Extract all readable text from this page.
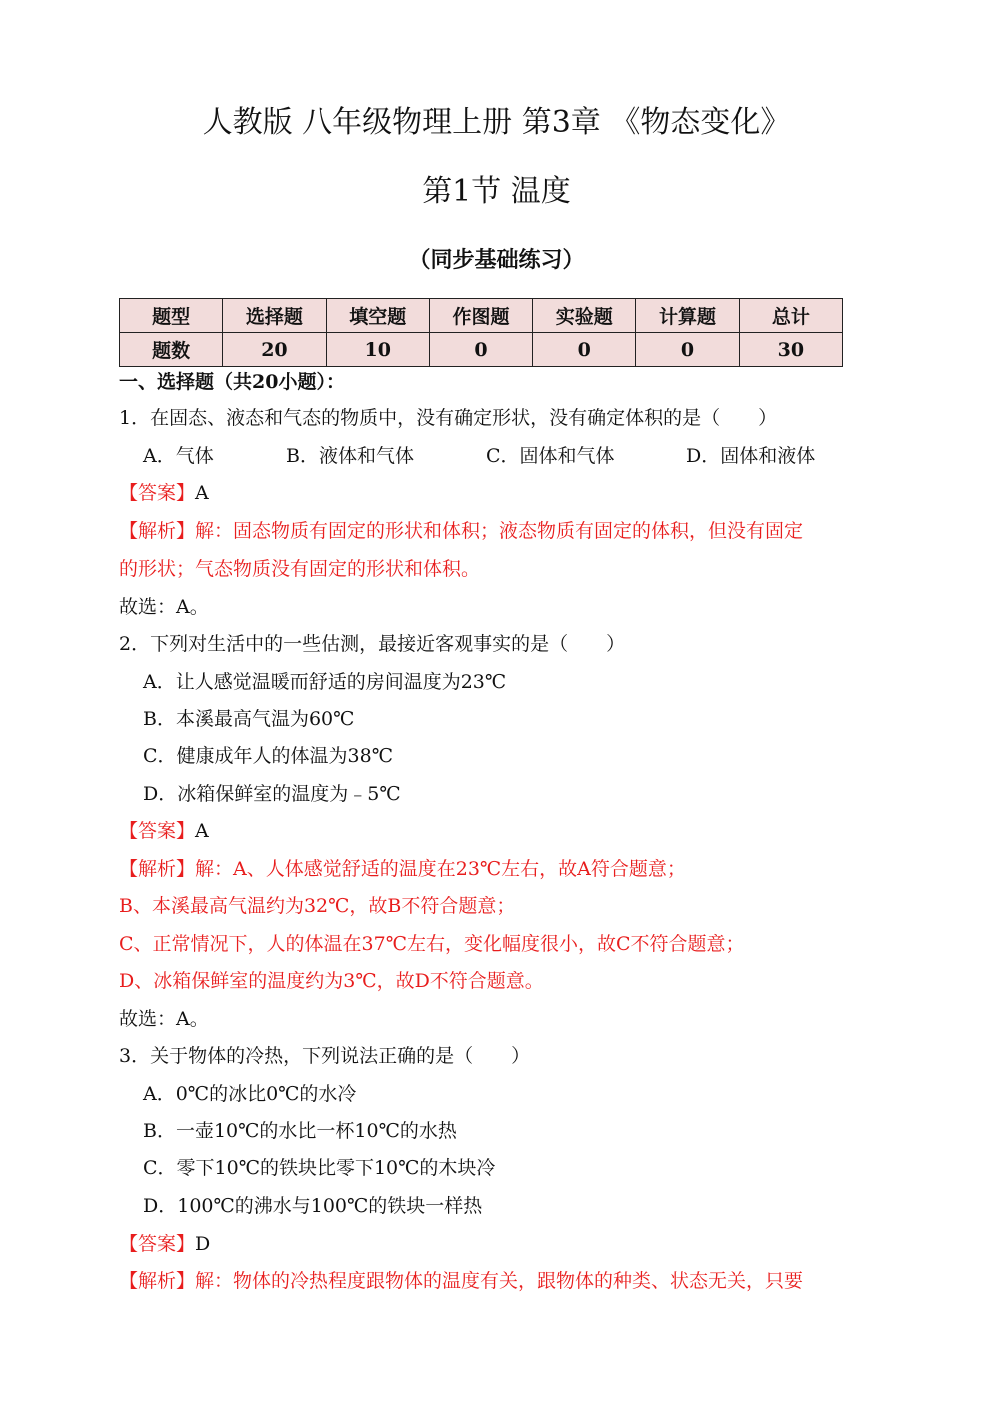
人教版 八年级物理上册 第3章 《物态变化》
第1节 温度
（同步基础练习）
题型	选择题	填空题	作图题	实验题	计算题	总计
题数	20	10	0	0	0	30
一、选择题（共20小题）：
1．在固态、液态和气态的物质中，没有确定形状，没有确定体积的是（　　）
A．气体	B．液体和气体	C．固体和气体	D．固体和液体
【答案】A
【解析】解：固态物质有固定的形状和体积；液态物质有固定的体积，但没有固定
的形状；气态物质没有固定的形状和体积。
故选：A。
2．下列对生活中的一些估测，最接近客观事实的是（　　）
A．让人感觉温暖而舒适的房间温度为23℃
B．本溪最高气温为60℃
C．健康成年人的体温为38℃
D．冰箱保鲜室的温度为﹣5℃
【答案】A
【解析】解：A、人体感觉舒适的温度在23℃左右，故A符合题意；
B、本溪最高气温约为32℃，故B不符合题意；
C、正常情况下，人的体温在37℃左右，变化幅度很小，故C不符合题意；
D、冰箱保鲜室的温度约为3℃，故D不符合题意。
故选：A。
3．关于物体的冷热，下列说法正确的是（　　）
A．0℃的冰比0℃的水冷
B．一壶10℃的水比一杯10℃的水热
C．零下10℃的铁块比零下10℃的木块冷
D．100℃的沸水与100℃的铁块一样热
【答案】D
【解析】解：物体的冷热程度跟物体的温度有关，跟物体的种类、状态无关，只要
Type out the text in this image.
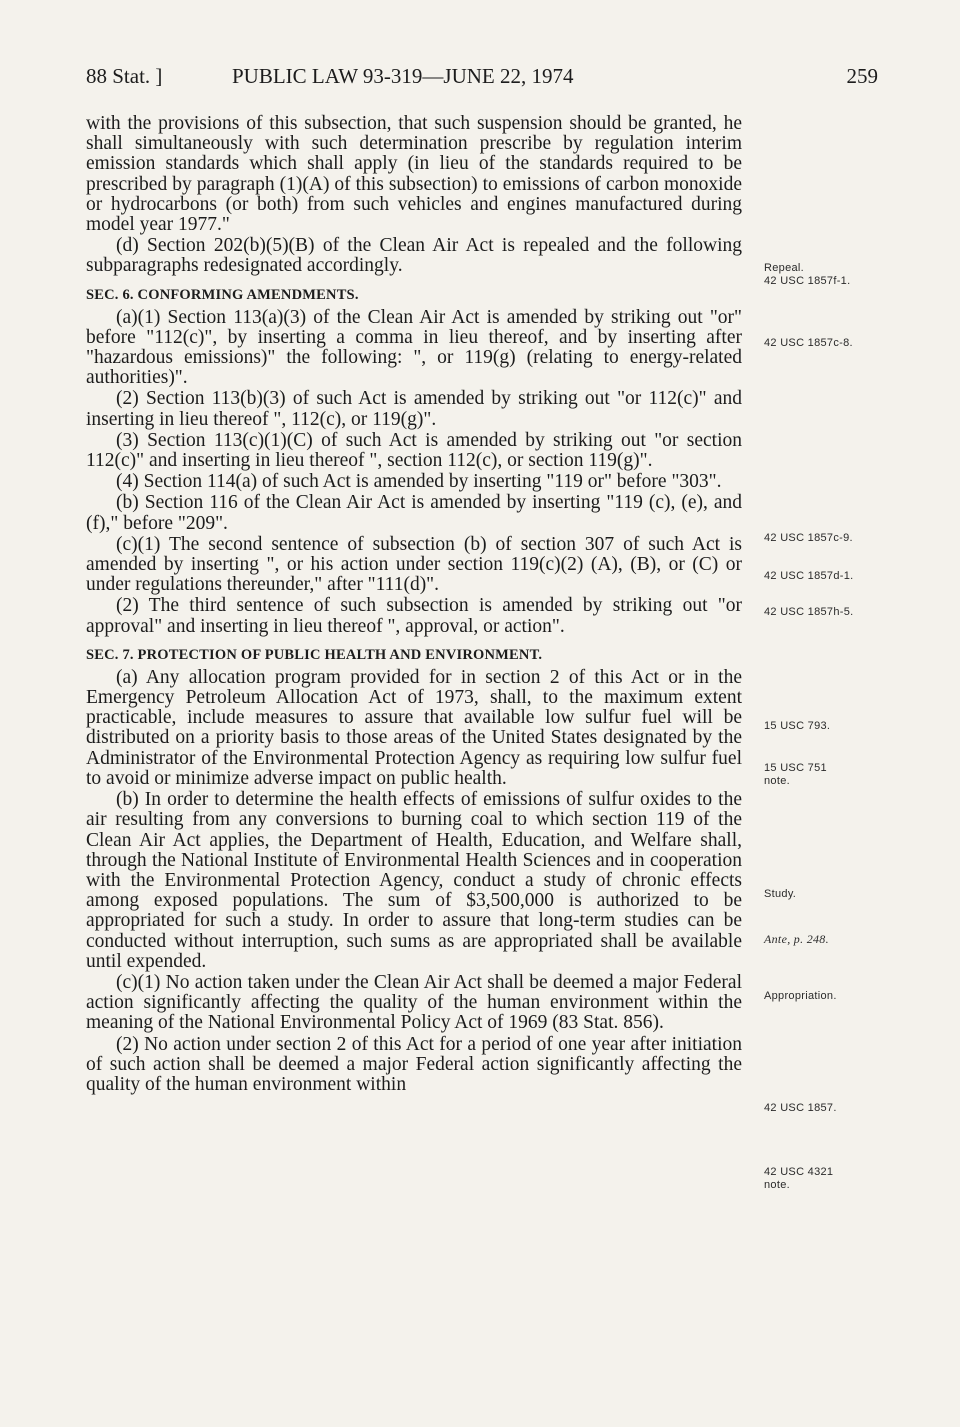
88 Stat. ]	PUBLIC LAW 93-319—JUNE 22, 1974	259

with the provisions of this subsection, that such suspension should be granted, he shall simultaneously with such determination prescribe by regulation interim emission standards which shall apply (in lieu of the standards required to be prescribed by paragraph (1)(A) of this subsection) to emissions of carbon monoxide or hydrocarbons (or both) from such vehicles and engines manufactured during model year 1977."

(d) Section 202(b)(5)(B) of the Clean Air Act is repealed and the following subparagraphs redesignated accordingly.

SEC. 6. CONFORMING AMENDMENTS.

(a)(1) Section 113(a)(3) of the Clean Air Act is amended by striking out "or" before "112(c)", by inserting a comma in lieu thereof, and by inserting after "hazardous emissions)" the following: ", or 119(g) (relating to energy-related authorities)".

(2) Section 113(b)(3) of such Act is amended by striking out "or 112(c)" and inserting in lieu thereof ", 112(c), or 119(g)".

(3) Section 113(c)(1)(C) of such Act is amended by striking out "or section 112(c)" and inserting in lieu thereof ", section 112(c), or section 119(g)".

(4) Section 114(a) of such Act is amended by inserting "119 or" before "303".

(b) Section 116 of the Clean Air Act is amended by inserting "119 (c), (e), and (f)," before "209".

(c)(1) The second sentence of subsection (b) of section 307 of such Act is amended by inserting ", or his action under section 119(c)(2) (A), (B), or (C) or under regulations thereunder," after "111(d)".

(2) The third sentence of such subsection is amended by striking out "or approval" and inserting in lieu thereof ", approval, or action".

SEC. 7. PROTECTION OF PUBLIC HEALTH AND ENVIRONMENT.

(a) Any allocation program provided for in section 2 of this Act or in the Emergency Petroleum Allocation Act of 1973, shall, to the maximum extent practicable, include measures to assure that available low sulfur fuel will be distributed on a priority basis to those areas of the United States designated by the Administrator of the Environmental Protection Agency as requiring low sulfur fuel to avoid or minimize adverse impact on public health.

(b) In order to determine the health effects of emissions of sulfur oxides to the air resulting from any conversions to burning coal to which section 119 of the Clean Air Act applies, the Department of Health, Education, and Welfare shall, through the National Institute of Environmental Health Sciences and in cooperation with the Environmental Protection Agency, conduct a study of chronic effects among exposed populations. The sum of $3,500,000 is authorized to be appropriated for such a study. In order to assure that long-term studies can be conducted without interruption, such sums as are appropriated shall be available until expended.

(c)(1) No action taken under the Clean Air Act shall be deemed a major Federal action significantly affecting the quality of the human environment within the meaning of the National Environmental Policy Act of 1969 (83 Stat. 856).

(2) No action under section 2 of this Act for a period of one year after initiation of such action shall be deemed a major Federal action significantly affecting the quality of the human environment within

Repeal.
42 USC 1857f-1.
42 USC 1857c-8.
42 USC 1857c-9.
42 USC 1857d-1.
42 USC 1857h-5.
15 USC 793.
15 USC 751
note.
Study.
Ante, p. 248.
Appropriation.
42 USC 1857.
42 USC 4321
note.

════════

(Stated task): Give all the lines above again, character for character, without pictures.

(Solved problem):
Extract all readable text from this page.
人教版 八年级物理上册 第3章 《物态变化》
第1节 温度
（同步基础练习）
题型	选择题	填空题	作图题	实验题	计算题	总计
题数	20	10	0	0	0	30
一、选择题（共20小题）：
1．在固态、液态和气态的物质中，没有确定形状，没有确定体积的是（　　）
A．气体	B．液体和气体	C．固体和气体	D．固体和液体
【答案】A
【解析】解：固态物质有固定的形状和体积；液态物质有固定的体积，但没有固定
的形状；气态物质没有固定的形状和体积。
故选：A。
2．下列对生活中的一些估测，最接近客观事实的是（　　）
A．让人感觉温暖而舒适的房间温度为23℃
B．本溪最高气温为60℃
C．健康成年人的体温为38℃
D．冰箱保鲜室的温度为﹣5℃
【答案】A
【解析】解：A、人体感觉舒适的温度在23℃左右，故A符合题意；
B、本溪最高气温约为32℃，故B不符合题意；
C、正常情况下，人的体温在37℃左右，变化幅度很小，故C不符合题意；
D、冰箱保鲜室的温度约为3℃，故D不符合题意。
故选：A。
3．关于物体的冷热，下列说法正确的是（　　）
A．0℃的冰比0℃的水冷
B．一壶10℃的水比一杯10℃的水热
C．零下10℃的铁块比零下10℃的木块冷
D．100℃的沸水与100℃的铁块一样热
【答案】D
【解析】解：物体的冷热程度跟物体的温度有关，跟物体的种类、状态无关，只要
Type out the text in this image.
88 Stat. ]	PUBLIC LAW 93-319—JUNE 22, 1974	259

with the provisions of this subsection, that such suspension should be granted, he shall simultaneously with such determination prescribe by regulation interim emission standards which shall apply (in lieu of the standards required to be prescribed by paragraph (1)(A) of this subsection) to emissions of carbon monoxide or hydrocarbons (or both) from such vehicles and engines manufactured during model year 1977."

(d) Section 202(b)(5)(B) of the Clean Air Act is repealed and the following subparagraphs redesignated accordingly.

SEC. 6. CONFORMING AMENDMENTS.

(a)(1) Section 113(a)(3) of the Clean Air Act is amended by striking out "or" before "112(c)", by inserting a comma in lieu thereof, and by inserting after "hazardous emissions)" the following: ", or 119(g) (relating to energy-related authorities)".

(2) Section 113(b)(3) of such Act is amended by striking out "or 112(c)" and inserting in lieu thereof ", 112(c), or 119(g)".

(3) Section 113(c)(1)(C) of such Act is amended by striking out "or section 112(c)" and inserting in lieu thereof ", section 112(c), or section 119(g)".

(4) Section 114(a) of such Act is amended by inserting "119 or" before "303".

(b) Section 116 of the Clean Air Act is amended by inserting "119 (c), (e), and (f)," before "209".

(c)(1) The second sentence of subsection (b) of section 307 of such Act is amended by inserting ", or his action under section 119(c)(2) (A), (B), or (C) or under regulations thereunder," after "111(d)".

(2) The third sentence of such subsection is amended by striking out "or approval" and inserting in lieu thereof ", approval, or action".

SEC. 7. PROTECTION OF PUBLIC HEALTH AND ENVIRONMENT.

(a) Any allocation program provided for in section 2 of this Act or in the Emergency Petroleum Allocation Act of 1973, shall, to the maximum extent practicable, include measures to assure that available low sulfur fuel will be distributed on a priority basis to those areas of the United States designated by the Administrator of the Environmental Protection Agency as requiring low sulfur fuel to avoid or minimize adverse impact on public health.

(b) In order to determine the health effects of emissions of sulfur oxides to the air resulting from any conversions to burning coal to which section 119 of the Clean Air Act applies, the Department of Health, Education, and Welfare shall, through the National Institute of Environmental Health Sciences and in cooperation with the Environmental Protection Agency, conduct a study of chronic effects among exposed populations. The sum of $3,500,000 is authorized to be appropriated for such a study. In order to assure that long-term studies can be conducted without interruption, such sums as are appropriated shall be available until expended.

(c)(1) No action taken under the Clean Air Act shall be deemed a major Federal action significantly affecting the quality of the human environment within the meaning of the National Environmental Policy Act of 1969 (83 Stat. 856).

(2) No action under section 2 of this Act for a period of one year after initiation of such action shall be deemed a major Federal action significantly affecting the quality of the human environment within

Repeal.
42 USC 1857f-1.
42 USC 1857c-8.
42 USC 1857c-9.
42 USC 1857d-1.
42 USC 1857h-5.
15 USC 793.
15 USC 751
note.
Study.
Ante, p. 248.
Appropriation.
42 USC 1857.
42 USC 4321
note.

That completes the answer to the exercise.